_What you need to do_: All of the material below is to be retyped exactly.

Data items:
++++++++++

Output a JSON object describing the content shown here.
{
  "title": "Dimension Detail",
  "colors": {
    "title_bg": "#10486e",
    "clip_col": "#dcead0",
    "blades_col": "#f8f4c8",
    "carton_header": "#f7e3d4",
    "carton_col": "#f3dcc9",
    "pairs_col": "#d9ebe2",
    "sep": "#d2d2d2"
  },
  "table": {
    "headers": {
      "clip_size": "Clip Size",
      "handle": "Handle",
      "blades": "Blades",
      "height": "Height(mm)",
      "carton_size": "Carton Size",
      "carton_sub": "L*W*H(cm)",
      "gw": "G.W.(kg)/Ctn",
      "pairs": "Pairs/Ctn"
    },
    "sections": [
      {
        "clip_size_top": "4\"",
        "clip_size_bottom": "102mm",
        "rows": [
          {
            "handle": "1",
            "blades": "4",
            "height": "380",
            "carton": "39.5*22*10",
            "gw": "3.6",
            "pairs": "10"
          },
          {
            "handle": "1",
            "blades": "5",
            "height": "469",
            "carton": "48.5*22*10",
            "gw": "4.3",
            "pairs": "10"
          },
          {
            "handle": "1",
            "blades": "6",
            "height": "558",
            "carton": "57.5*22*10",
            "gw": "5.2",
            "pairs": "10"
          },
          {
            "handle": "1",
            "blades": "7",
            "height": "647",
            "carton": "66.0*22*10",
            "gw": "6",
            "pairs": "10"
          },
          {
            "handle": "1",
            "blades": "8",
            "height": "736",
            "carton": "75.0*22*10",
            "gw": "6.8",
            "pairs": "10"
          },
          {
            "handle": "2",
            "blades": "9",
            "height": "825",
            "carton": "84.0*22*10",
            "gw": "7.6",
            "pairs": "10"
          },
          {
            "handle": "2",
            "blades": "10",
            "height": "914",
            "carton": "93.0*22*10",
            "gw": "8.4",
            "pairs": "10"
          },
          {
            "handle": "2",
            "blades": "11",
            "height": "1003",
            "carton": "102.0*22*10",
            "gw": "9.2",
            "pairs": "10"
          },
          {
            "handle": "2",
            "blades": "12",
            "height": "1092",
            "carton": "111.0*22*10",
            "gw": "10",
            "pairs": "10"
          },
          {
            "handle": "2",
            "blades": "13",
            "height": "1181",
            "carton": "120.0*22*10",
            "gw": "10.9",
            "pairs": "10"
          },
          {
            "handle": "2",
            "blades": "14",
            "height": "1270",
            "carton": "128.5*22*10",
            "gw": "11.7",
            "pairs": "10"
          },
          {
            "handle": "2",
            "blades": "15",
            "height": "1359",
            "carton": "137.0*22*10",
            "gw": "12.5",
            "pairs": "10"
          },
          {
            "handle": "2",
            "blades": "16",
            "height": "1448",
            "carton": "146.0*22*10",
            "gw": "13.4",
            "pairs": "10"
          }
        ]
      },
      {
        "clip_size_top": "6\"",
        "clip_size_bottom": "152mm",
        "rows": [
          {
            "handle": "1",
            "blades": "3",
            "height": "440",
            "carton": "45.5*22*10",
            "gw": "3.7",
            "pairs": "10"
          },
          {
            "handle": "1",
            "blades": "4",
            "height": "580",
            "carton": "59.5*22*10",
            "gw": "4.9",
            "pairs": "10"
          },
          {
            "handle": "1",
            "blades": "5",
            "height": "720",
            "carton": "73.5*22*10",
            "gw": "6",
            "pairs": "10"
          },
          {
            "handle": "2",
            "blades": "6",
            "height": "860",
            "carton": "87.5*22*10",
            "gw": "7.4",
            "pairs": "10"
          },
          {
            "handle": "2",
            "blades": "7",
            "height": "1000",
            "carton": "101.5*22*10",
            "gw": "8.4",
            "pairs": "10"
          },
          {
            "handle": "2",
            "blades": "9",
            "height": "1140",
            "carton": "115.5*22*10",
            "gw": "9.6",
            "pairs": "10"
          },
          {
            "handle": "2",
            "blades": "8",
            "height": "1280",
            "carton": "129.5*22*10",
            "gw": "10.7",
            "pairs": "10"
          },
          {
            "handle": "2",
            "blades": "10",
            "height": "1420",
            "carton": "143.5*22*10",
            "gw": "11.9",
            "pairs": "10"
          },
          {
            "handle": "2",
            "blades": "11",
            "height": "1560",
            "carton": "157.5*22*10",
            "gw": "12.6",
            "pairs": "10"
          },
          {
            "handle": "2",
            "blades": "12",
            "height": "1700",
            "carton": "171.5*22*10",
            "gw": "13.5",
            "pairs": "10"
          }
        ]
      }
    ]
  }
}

++++++++++

_Answer to this exercise_:
Output a JSON object describing the content shown here.
{
  "title": "Dimension Detail",
  "colors": {
    "title_bg": "#10486e",
    "clip_col": "#dcead0",
    "blades_col": "#f8f4c8",
    "carton_header": "#f7e3d4",
    "carton_col": "#f3dcc9",
    "pairs_col": "#d9ebe2",
    "sep": "#d2d2d2"
  },
  "table": {
    "headers": {
      "clip_size": "Clip Size",
      "handle": "Handle",
      "blades": "Blades",
      "height": "Height(mm)",
      "carton_size": "Carton Size",
      "carton_sub": "L*W*H(cm)",
      "gw": "G.W.(kg)/Ctn",
      "pairs": "Pairs/Ctn"
    },
    "sections": [
      {
        "clip_size_top": "4\"",
        "clip_size_bottom": "102mm",
        "rows": [
          {
            "handle": "1",
            "blades": "4",
            "height": "380",
            "carton": "39.5*22*10",
            "gw": "3.6",
            "pairs": "10"
          },
          {
            "handle": "1",
            "blades": "5",
            "height": "469",
            "carton": "48.5*22*10",
            "gw": "4.3",
            "pairs": "10"
          },
          {
            "handle": "1",
            "blades": "6",
            "height": "558",
            "carton": "57.5*22*10",
            "gw": "5.2",
            "pairs": "10"
          },
          {
            "handle": "1",
            "blades": "7",
            "height": "647",
            "carton": "66.0*22*10",
            "gw": "6",
            "pairs": "10"
          },
          {
            "handle": "1",
            "blades": "8",
            "height": "736",
            "carton": "75.0*22*10",
            "gw": "6.8",
            "pairs": "10"
          },
          {
            "handle": "2",
            "blades": "9",
            "height": "825",
            "carton": "84.0*22*10",
            "gw": "7.6",
            "pairs": "10"
          },
          {
            "handle": "2",
            "blades": "10",
            "height": "914",
            "carton": "93.0*22*10",
            "gw": "8.4",
            "pairs": "10"
          },
          {
            "handle": "2",
            "blades": "11",
            "height": "1003",
            "carton": "102.0*22*10",
            "gw": "9.2",
            "pairs": "10"
          },
          {
            "handle": "2",
            "blades": "12",
            "height": "1092",
            "carton": "111.0*22*10",
            "gw": "10",
            "pairs": "10"
          },
          {
            "handle": "2",
            "blades": "13",
            "height": "1181",
            "carton": "120.0*22*10",
            "gw": "10.9",
            "pairs": "10"
          },
          {
            "handle": "2",
            "blades": "14",
            "height": "1270",
            "carton": "128.5*22*10",
            "gw": "11.7",
            "pairs": "10"
          },
          {
            "handle": "2",
            "blades": "15",
            "height": "1359",
            "carton": "137.0*22*10",
            "gw": "12.5",
            "pairs": "10"
          },
          {
            "handle": "2",
            "blades": "16",
            "height": "1448",
            "carton": "146.0*22*10",
            "gw": "13.4",
            "pairs": "10"
          }
        ]
      },
      {
        "clip_size_top": "6\"",
        "clip_size_bottom": "152mm",
        "rows": [
          {
            "handle": "1",
            "blades": "3",
            "height": "440",
            "carton": "45.5*22*10",
            "gw": "3.7",
            "pairs": "10"
          },
          {
            "handle": "1",
            "blades": "4",
            "height": "580",
            "carton": "59.5*22*10",
            "gw": "4.9",
            "pairs": "10"
          },
          {
            "handle": "1",
            "blades": "5",
            "height": "720",
            "carton": "73.5*22*10",
            "gw": "6",
            "pairs": "10"
          },
          {
            "handle": "2",
            "blades": "6",
            "height": "860",
            "carton": "87.5*22*10",
            "gw": "7.4",
            "pairs": "10"
          },
          {
            "handle": "2",
            "blades": "7",
            "height": "1000",
            "carton": "101.5*22*10",
            "gw": "8.4",
            "pairs": "10"
          },
          {
            "handle": "2",
            "blades": "9",
            "height": "1140",
            "carton": "115.5*22*10",
            "gw": "9.6",
            "pairs": "10"
          },
          {
            "handle": "2",
            "blades": "8",
            "height": "1280",
            "carton": "129.5*22*10",
            "gw": "10.7",
            "pairs": "10"
          },
          {
            "handle": "2",
            "blades": "10",
            "height": "1420",
            "carton": "143.5*22*10",
            "gw": "11.9",
            "pairs": "10"
          },
          {
            "handle": "2",
            "blades": "11",
            "height": "1560",
            "carton": "157.5*22*10",
            "gw": "12.6",
            "pairs": "10"
          },
          {
            "handle": "2",
            "blades": "12",
            "height": "1700",
            "carton": "171.5*22*10",
            "gw": "13.5",
            "pairs": "10"
          }
        ]
      }
    ]
  }
}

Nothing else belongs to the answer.